## Goal
Give all the lines below again, exactly, with no pictures.

## Dataset excerpts
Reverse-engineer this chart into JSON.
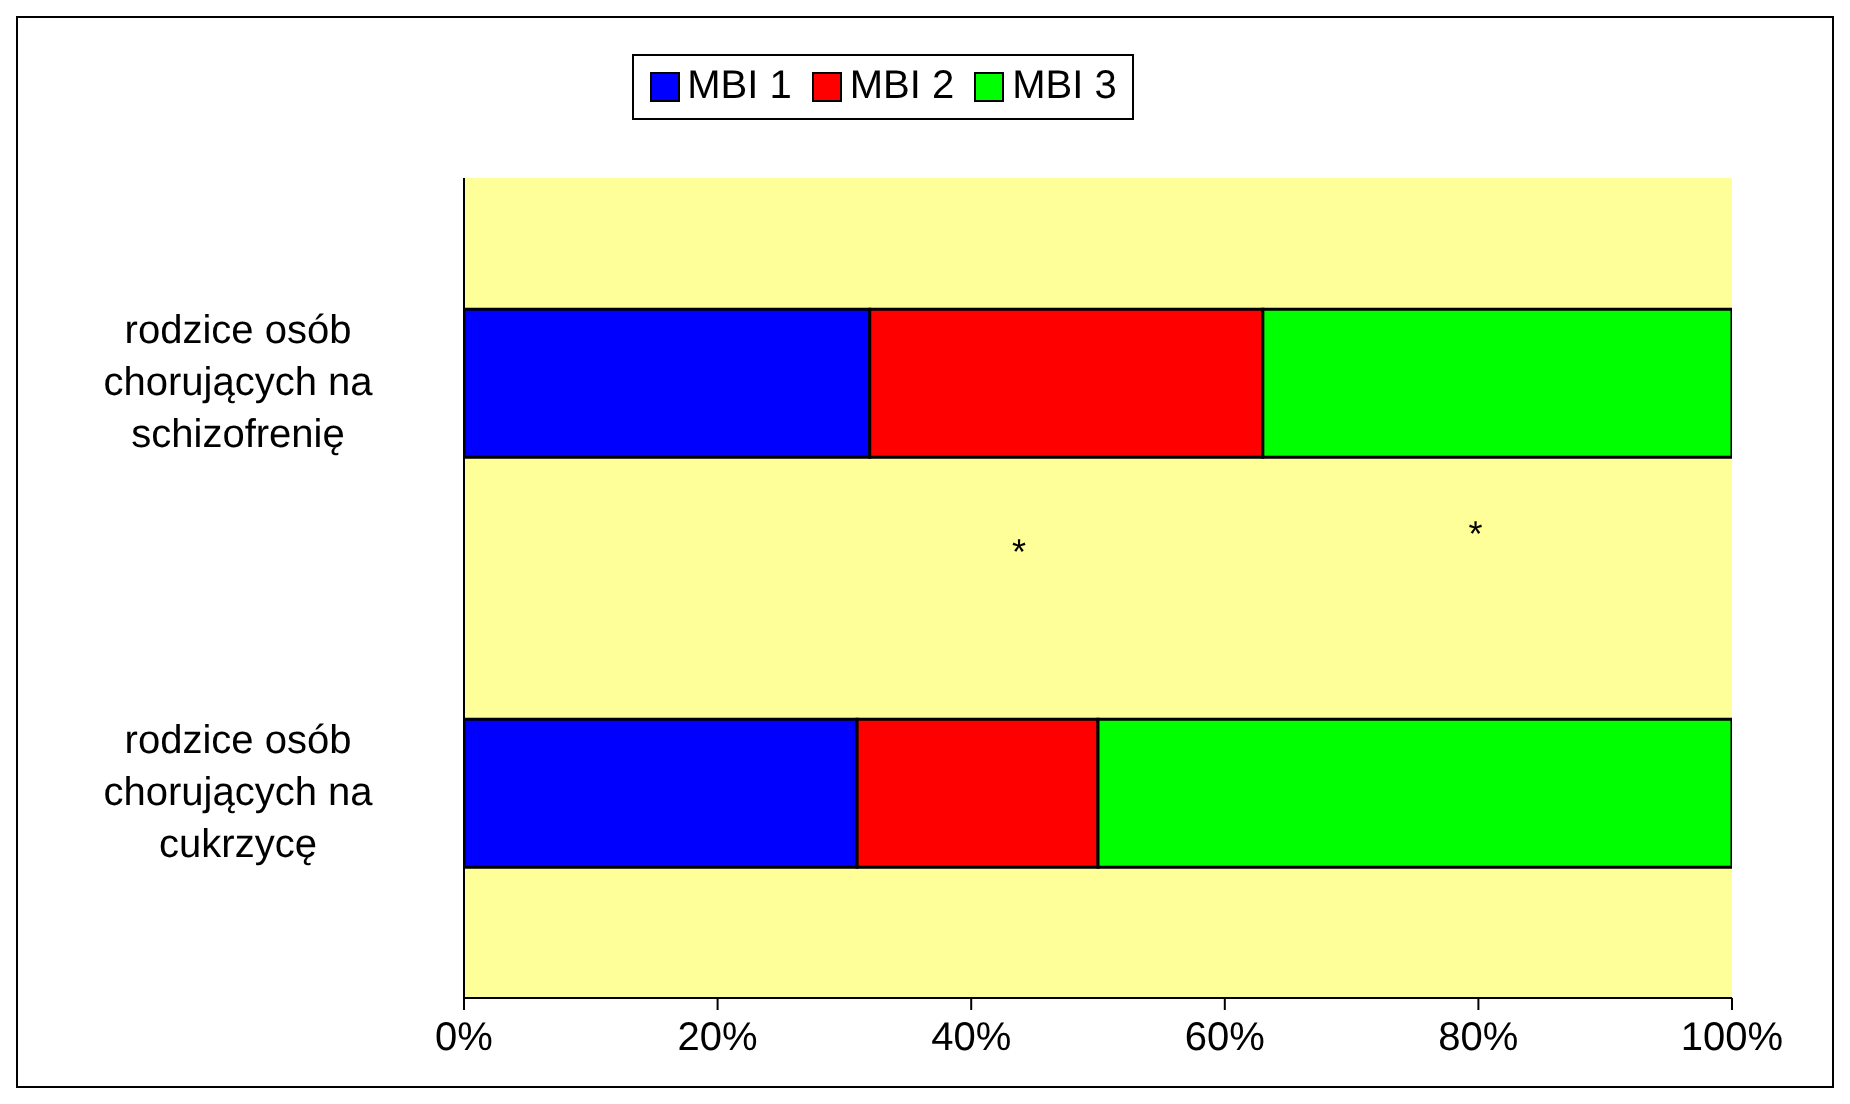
{
  "chart_data": {
    "type": "bar",
    "orientation": "horizontal",
    "stacked": true,
    "categories": [
      "rodzice osób chorujących na schizofrenię",
      "rodzice osób chorujących na cukrzycę"
    ],
    "series": [
      {
        "name": "MBI 1",
        "color": "#0000ff",
        "values": [
          32,
          31
        ]
      },
      {
        "name": "MBI 2",
        "color": "#ff0000",
        "values": [
          31,
          19
        ]
      },
      {
        "name": "MBI 3",
        "color": "#00ff00",
        "values": [
          37,
          50
        ]
      }
    ],
    "xlim": [
      0,
      100
    ],
    "xticks": [
      {
        "value": 0,
        "label": "0%"
      },
      {
        "value": 20,
        "label": "20%"
      },
      {
        "value": 40,
        "label": "40%"
      },
      {
        "value": 60,
        "label": "60%"
      },
      {
        "value": 80,
        "label": "80%"
      },
      {
        "value": 100,
        "label": "100%"
      }
    ],
    "grid": false,
    "legend": "top",
    "annotations": [
      "*",
      "*"
    ]
  }
}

## Exercise result
Reverse-engineer this chart into JSON.
{
  "chart_data": {
    "type": "bar",
    "orientation": "horizontal",
    "stacked": true,
    "categories": [
      "rodzice osób chorujących na schizofrenię",
      "rodzice osób chorujących na cukrzycę"
    ],
    "series": [
      {
        "name": "MBI 1",
        "color": "#0000ff",
        "values": [
          32,
          31
        ]
      },
      {
        "name": "MBI 2",
        "color": "#ff0000",
        "values": [
          31,
          19
        ]
      },
      {
        "name": "MBI 3",
        "color": "#00ff00",
        "values": [
          37,
          50
        ]
      }
    ],
    "xlim": [
      0,
      100
    ],
    "xticks": [
      {
        "value": 0,
        "label": "0%"
      },
      {
        "value": 20,
        "label": "20%"
      },
      {
        "value": 40,
        "label": "40%"
      },
      {
        "value": 60,
        "label": "60%"
      },
      {
        "value": 80,
        "label": "80%"
      },
      {
        "value": 100,
        "label": "100%"
      }
    ],
    "grid": false,
    "legend": "top",
    "annotations": [
      "*",
      "*"
    ]
  }
}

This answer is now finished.